**Given problem**
Give the number of lines that contain the string "checked", please, and nothing else.

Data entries

▼

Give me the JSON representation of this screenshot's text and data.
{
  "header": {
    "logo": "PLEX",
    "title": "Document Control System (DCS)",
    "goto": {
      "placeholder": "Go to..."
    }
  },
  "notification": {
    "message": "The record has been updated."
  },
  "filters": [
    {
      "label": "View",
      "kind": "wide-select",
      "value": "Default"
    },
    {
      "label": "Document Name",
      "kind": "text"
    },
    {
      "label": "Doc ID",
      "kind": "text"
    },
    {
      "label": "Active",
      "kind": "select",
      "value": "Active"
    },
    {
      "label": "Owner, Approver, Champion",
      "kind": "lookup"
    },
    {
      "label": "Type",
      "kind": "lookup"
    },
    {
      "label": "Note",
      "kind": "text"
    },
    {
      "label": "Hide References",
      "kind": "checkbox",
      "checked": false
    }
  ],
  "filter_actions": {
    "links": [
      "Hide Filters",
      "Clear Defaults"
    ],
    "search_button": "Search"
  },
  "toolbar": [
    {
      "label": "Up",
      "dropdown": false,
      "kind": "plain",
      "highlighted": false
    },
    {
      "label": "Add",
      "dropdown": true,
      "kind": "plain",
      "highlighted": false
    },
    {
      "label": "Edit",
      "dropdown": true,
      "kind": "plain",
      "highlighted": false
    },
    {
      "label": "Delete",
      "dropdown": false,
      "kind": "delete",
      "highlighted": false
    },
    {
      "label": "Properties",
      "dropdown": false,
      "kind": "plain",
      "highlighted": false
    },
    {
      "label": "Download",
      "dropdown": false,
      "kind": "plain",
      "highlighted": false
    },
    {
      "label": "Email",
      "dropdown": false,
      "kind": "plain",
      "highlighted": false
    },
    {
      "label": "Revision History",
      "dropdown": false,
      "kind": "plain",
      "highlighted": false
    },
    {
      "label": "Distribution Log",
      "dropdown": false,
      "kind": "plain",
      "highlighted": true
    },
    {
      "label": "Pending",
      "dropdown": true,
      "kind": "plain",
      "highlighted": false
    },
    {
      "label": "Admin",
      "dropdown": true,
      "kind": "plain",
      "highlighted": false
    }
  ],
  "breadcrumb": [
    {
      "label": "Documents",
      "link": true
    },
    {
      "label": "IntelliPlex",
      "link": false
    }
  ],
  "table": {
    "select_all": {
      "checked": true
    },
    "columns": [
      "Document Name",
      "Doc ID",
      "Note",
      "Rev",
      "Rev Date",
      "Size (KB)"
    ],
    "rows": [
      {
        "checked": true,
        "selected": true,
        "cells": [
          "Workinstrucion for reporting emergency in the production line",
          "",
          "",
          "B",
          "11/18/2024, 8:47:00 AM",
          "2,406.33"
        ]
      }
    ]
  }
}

▲

**Exercise result**
3